Do this:
Reproduce the data below without alteration, beginning at the line that contains "data-label: 14.5 (251, 190, 272, 202)" and stopping after the line that contains "data-point-marker-tokyo[interactable] (656, 209, 665, 218)".
......
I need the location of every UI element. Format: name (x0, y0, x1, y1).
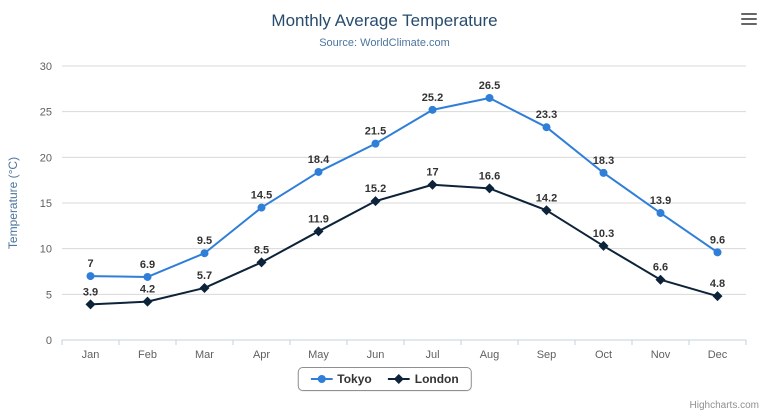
data-label: 14.5 (251, 190, 272, 202)
x-axis-tick-label: Aug (480, 349, 500, 361)
y-axis-tick-label: 0 (46, 335, 52, 347)
data-label: 14.2 (536, 192, 557, 204)
data-label: 10.3 (593, 228, 614, 240)
data-label: 15.2 (365, 183, 386, 195)
data-label: 6.6 (653, 262, 668, 274)
x-axis-tick-label: Mar (195, 349, 214, 361)
data-label: 13.9 (650, 195, 671, 207)
y-axis-tick-label: 25 (40, 107, 52, 119)
data-label: 3.9 (83, 286, 98, 298)
data-label: 16.6 (479, 170, 500, 182)
data-point-marker-tokyo[interactable] (656, 209, 665, 218)
chart-title: Monthly Average Temperature (271, 11, 498, 30)
legend-label-london: London (414, 372, 459, 386)
x-axis-tick-label: Sep (537, 349, 557, 361)
chart-subtitle: Source: WorldClimate.com (319, 37, 450, 49)
london-series-marker-icon (387, 373, 410, 385)
data-point-marker-tokyo[interactable] (314, 167, 323, 176)
legend-item-tokyo[interactable]: Tokyo (310, 372, 372, 386)
data-label: 6.9 (140, 259, 155, 271)
data-point-marker-london[interactable] (256, 257, 267, 268)
data-point-marker-tokyo[interactable] (542, 123, 551, 132)
data-label: 26.5 (479, 80, 500, 92)
data-label: 9.6 (710, 234, 725, 246)
x-axis-tick-label: May (308, 349, 329, 361)
legend-item-london[interactable]: London (387, 372, 459, 386)
data-point-marker-london[interactable] (484, 183, 495, 194)
data-label: 8.5 (254, 244, 269, 256)
data-label: 11.9 (308, 213, 329, 225)
data-point-marker-london[interactable] (712, 291, 723, 302)
y-axis-title: Temperature (°C) (6, 156, 20, 250)
y-axis-tick-label: 15 (40, 198, 52, 210)
data-point-marker-tokyo[interactable] (143, 272, 152, 281)
data-label: 23.3 (536, 109, 557, 121)
data-point-marker-london[interactable] (541, 205, 552, 216)
data-point-marker-tokyo[interactable] (200, 249, 209, 258)
x-axis-tick-label: Feb (138, 349, 157, 361)
data-point-marker-london[interactable] (142, 296, 153, 307)
data-label: 9.5 (197, 235, 212, 247)
data-label: 17 (426, 167, 438, 179)
data-label: 18.4 (308, 154, 330, 166)
data-point-marker-london[interactable] (199, 282, 210, 293)
x-axis-tick-label: Jan (82, 349, 100, 361)
data-point-marker-london[interactable] (655, 274, 666, 285)
series-line-london[interactable] (89, 183, 719, 306)
data-point-marker-tokyo[interactable] (428, 105, 437, 114)
y-axis-tick-label: 20 (40, 152, 52, 164)
data-point-marker-london[interactable] (85, 299, 96, 310)
data-point-marker-tokyo[interactable] (713, 248, 722, 257)
data-point-marker-tokyo[interactable] (86, 272, 95, 281)
data-point-marker-london[interactable] (427, 179, 438, 190)
data-label: 25.2 (422, 92, 443, 104)
y-axis-tick-label: 30 (40, 61, 52, 73)
data-label: 18.3 (593, 155, 614, 167)
y-axis-tick-label: 5 (46, 289, 52, 301)
x-axis-tick-label: Nov (651, 349, 671, 361)
hamburger-menu-icon[interactable] (741, 13, 757, 25)
x-axis-tick-label: Apr (253, 349, 270, 361)
legend: Tokyo London (297, 367, 472, 391)
data-point-marker-tokyo[interactable] (371, 139, 380, 148)
data-label: 5.7 (197, 270, 212, 282)
data-label: 21.5 (365, 126, 386, 138)
data-point-marker-tokyo[interactable] (485, 93, 494, 102)
data-point-marker-tokyo[interactable] (257, 203, 266, 212)
data-label: 4.2 (140, 284, 155, 296)
y-axis-tick-label: 10 (40, 244, 52, 256)
x-axis-tick-label: Dec (708, 349, 728, 361)
tokyo-series-marker-icon (310, 373, 333, 385)
data-label: 7 (87, 258, 93, 270)
x-axis-tick-label: Jun (367, 349, 385, 361)
hamburger-bar (741, 18, 757, 20)
series-line-tokyo[interactable] (89, 96, 719, 278)
data-point-marker-london[interactable] (370, 196, 381, 207)
data-label: 4.8 (710, 278, 725, 290)
data-point-marker-london[interactable] (598, 240, 609, 251)
legend-label-tokyo: Tokyo (337, 372, 372, 386)
hamburger-bar (741, 23, 757, 25)
data-point-marker-tokyo[interactable] (599, 168, 608, 177)
highcharts-credits-link[interactable]: Highcharts.com (689, 400, 759, 411)
x-axis-tick-label: Jul (425, 349, 439, 361)
x-axis-tick-label: Oct (595, 349, 612, 361)
hamburger-bar (741, 13, 757, 15)
data-point-marker-london[interactable] (313, 226, 324, 237)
......
Completed task:
data-label: 14.5 (251, 190, 272, 202)
x-axis-tick-label: Aug (480, 349, 500, 361)
y-axis-tick-label: 0 (46, 335, 52, 347)
data-label: 14.2 (536, 192, 557, 204)
data-label: 10.3 (593, 228, 614, 240)
data-label: 15.2 (365, 183, 386, 195)
data-label: 6.6 (653, 262, 668, 274)
x-axis-tick-label: Mar (195, 349, 214, 361)
data-label: 13.9 (650, 195, 671, 207)
y-axis-tick-label: 25 (40, 107, 52, 119)
data-label: 3.9 (83, 286, 98, 298)
data-label: 16.6 (479, 170, 500, 182)
data-point-marker-tokyo[interactable] (656, 209, 665, 218)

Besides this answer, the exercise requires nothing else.